### Aim
Every line must be returned precisely as it is written.

Stored data:
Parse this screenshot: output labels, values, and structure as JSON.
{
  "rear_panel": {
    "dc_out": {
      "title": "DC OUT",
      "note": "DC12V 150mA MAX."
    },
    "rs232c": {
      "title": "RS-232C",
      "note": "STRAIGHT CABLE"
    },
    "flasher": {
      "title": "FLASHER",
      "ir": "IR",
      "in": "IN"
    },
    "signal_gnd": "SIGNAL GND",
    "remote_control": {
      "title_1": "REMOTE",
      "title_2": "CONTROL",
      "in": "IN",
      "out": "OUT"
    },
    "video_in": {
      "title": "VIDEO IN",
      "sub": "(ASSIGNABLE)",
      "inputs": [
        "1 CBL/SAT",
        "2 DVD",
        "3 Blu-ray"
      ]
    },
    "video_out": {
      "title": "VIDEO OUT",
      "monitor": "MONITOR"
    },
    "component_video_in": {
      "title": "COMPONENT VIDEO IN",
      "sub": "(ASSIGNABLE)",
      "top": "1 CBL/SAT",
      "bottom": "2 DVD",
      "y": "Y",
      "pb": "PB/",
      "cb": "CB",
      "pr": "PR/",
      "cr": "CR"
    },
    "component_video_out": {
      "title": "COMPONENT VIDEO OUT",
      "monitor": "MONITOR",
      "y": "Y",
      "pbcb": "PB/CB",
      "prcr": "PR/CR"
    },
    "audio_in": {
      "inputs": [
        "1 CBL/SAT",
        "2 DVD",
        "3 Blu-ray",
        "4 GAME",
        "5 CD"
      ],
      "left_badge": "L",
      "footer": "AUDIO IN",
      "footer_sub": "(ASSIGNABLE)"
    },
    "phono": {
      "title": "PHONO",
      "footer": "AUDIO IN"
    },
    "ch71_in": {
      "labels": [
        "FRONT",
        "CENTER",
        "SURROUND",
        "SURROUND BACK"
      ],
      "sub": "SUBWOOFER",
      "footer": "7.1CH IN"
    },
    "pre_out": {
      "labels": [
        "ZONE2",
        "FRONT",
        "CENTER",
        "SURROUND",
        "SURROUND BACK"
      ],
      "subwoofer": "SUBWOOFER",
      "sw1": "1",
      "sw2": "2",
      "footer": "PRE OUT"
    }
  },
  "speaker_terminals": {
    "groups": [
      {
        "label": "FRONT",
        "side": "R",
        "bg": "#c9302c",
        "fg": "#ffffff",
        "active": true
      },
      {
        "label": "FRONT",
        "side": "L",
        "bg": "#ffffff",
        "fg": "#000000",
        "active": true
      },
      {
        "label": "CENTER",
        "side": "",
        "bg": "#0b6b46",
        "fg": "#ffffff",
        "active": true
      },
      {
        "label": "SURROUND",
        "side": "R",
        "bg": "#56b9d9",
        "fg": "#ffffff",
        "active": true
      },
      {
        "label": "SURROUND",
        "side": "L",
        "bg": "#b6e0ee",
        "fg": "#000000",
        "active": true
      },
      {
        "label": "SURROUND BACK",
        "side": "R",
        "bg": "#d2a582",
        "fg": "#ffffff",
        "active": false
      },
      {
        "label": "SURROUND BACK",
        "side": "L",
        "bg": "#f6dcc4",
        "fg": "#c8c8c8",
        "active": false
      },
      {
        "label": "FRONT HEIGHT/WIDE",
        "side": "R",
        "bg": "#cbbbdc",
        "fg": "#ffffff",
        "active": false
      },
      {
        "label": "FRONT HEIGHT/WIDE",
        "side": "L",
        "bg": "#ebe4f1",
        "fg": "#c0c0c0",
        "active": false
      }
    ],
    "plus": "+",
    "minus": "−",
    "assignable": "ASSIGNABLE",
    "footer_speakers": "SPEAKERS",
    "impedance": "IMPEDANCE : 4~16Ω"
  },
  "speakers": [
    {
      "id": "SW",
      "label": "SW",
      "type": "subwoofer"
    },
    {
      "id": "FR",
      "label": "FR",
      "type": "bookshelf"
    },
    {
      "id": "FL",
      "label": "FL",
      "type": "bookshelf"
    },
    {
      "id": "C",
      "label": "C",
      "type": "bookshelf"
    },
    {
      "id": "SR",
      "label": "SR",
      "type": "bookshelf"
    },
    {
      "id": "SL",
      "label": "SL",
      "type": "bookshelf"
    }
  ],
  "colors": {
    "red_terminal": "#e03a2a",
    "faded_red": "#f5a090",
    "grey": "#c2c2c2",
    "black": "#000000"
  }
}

### Task result
Parse this screenshot: output labels, values, and structure as JSON.
{
  "rear_panel": {
    "dc_out": {
      "title": "DC OUT",
      "note": "DC12V 150mA MAX."
    },
    "rs232c": {
      "title": "RS-232C",
      "note": "STRAIGHT CABLE"
    },
    "flasher": {
      "title": "FLASHER",
      "ir": "IR",
      "in": "IN"
    },
    "signal_gnd": "SIGNAL GND",
    "remote_control": {
      "title_1": "REMOTE",
      "title_2": "CONTROL",
      "in": "IN",
      "out": "OUT"
    },
    "video_in": {
      "title": "VIDEO IN",
      "sub": "(ASSIGNABLE)",
      "inputs": [
        "1 CBL/SAT",
        "2 DVD",
        "3 Blu-ray"
      ]
    },
    "video_out": {
      "title": "VIDEO OUT",
      "monitor": "MONITOR"
    },
    "component_video_in": {
      "title": "COMPONENT VIDEO IN",
      "sub": "(ASSIGNABLE)",
      "top": "1 CBL/SAT",
      "bottom": "2 DVD",
      "y": "Y",
      "pb": "PB/",
      "cb": "CB",
      "pr": "PR/",
      "cr": "CR"
    },
    "component_video_out": {
      "title": "COMPONENT VIDEO OUT",
      "monitor": "MONITOR",
      "y": "Y",
      "pbcb": "PB/CB",
      "prcr": "PR/CR"
    },
    "audio_in": {
      "inputs": [
        "1 CBL/SAT",
        "2 DVD",
        "3 Blu-ray",
        "4 GAME",
        "5 CD"
      ],
      "left_badge": "L",
      "footer": "AUDIO IN",
      "footer_sub": "(ASSIGNABLE)"
    },
    "phono": {
      "title": "PHONO",
      "footer": "AUDIO IN"
    },
    "ch71_in": {
      "labels": [
        "FRONT",
        "CENTER",
        "SURROUND",
        "SURROUND BACK"
      ],
      "sub": "SUBWOOFER",
      "footer": "7.1CH IN"
    },
    "pre_out": {
      "labels": [
        "ZONE2",
        "FRONT",
        "CENTER",
        "SURROUND",
        "SURROUND BACK"
      ],
      "subwoofer": "SUBWOOFER",
      "sw1": "1",
      "sw2": "2",
      "footer": "PRE OUT"
    }
  },
  "speaker_terminals": {
    "groups": [
      {
        "label": "FRONT",
        "side": "R",
        "bg": "#c9302c",
        "fg": "#ffffff",
        "active": true
      },
      {
        "label": "FRONT",
        "side": "L",
        "bg": "#ffffff",
        "fg": "#000000",
        "active": true
      },
      {
        "label": "CENTER",
        "side": "",
        "bg": "#0b6b46",
        "fg": "#ffffff",
        "active": true
      },
      {
        "label": "SURROUND",
        "side": "R",
        "bg": "#56b9d9",
        "fg": "#ffffff",
        "active": true
      },
      {
        "label": "SURROUND",
        "side": "L",
        "bg": "#b6e0ee",
        "fg": "#000000",
        "active": true
      },
      {
        "label": "SURROUND BACK",
        "side": "R",
        "bg": "#d2a582",
        "fg": "#ffffff",
        "active": false
      },
      {
        "label": "SURROUND BACK",
        "side": "L",
        "bg": "#f6dcc4",
        "fg": "#c8c8c8",
        "active": false
      },
      {
        "label": "FRONT HEIGHT/WIDE",
        "side": "R",
        "bg": "#cbbbdc",
        "fg": "#ffffff",
        "active": false
      },
      {
        "label": "FRONT HEIGHT/WIDE",
        "side": "L",
        "bg": "#ebe4f1",
        "fg": "#c0c0c0",
        "active": false
      }
    ],
    "plus": "+",
    "minus": "−",
    "assignable": "ASSIGNABLE",
    "footer_speakers": "SPEAKERS",
    "impedance": "IMPEDANCE : 4~16Ω"
  },
  "speakers": [
    {
      "id": "SW",
      "label": "SW",
      "type": "subwoofer"
    },
    {
      "id": "FR",
      "label": "FR",
      "type": "bookshelf"
    },
    {
      "id": "FL",
      "label": "FL",
      "type": "bookshelf"
    },
    {
      "id": "C",
      "label": "C",
      "type": "bookshelf"
    },
    {
      "id": "SR",
      "label": "SR",
      "type": "bookshelf"
    },
    {
      "id": "SL",
      "label": "SL",
      "type": "bookshelf"
    }
  ],
  "colors": {
    "red_terminal": "#e03a2a",
    "faded_red": "#f5a090",
    "grey": "#c2c2c2",
    "black": "#000000"
  }
}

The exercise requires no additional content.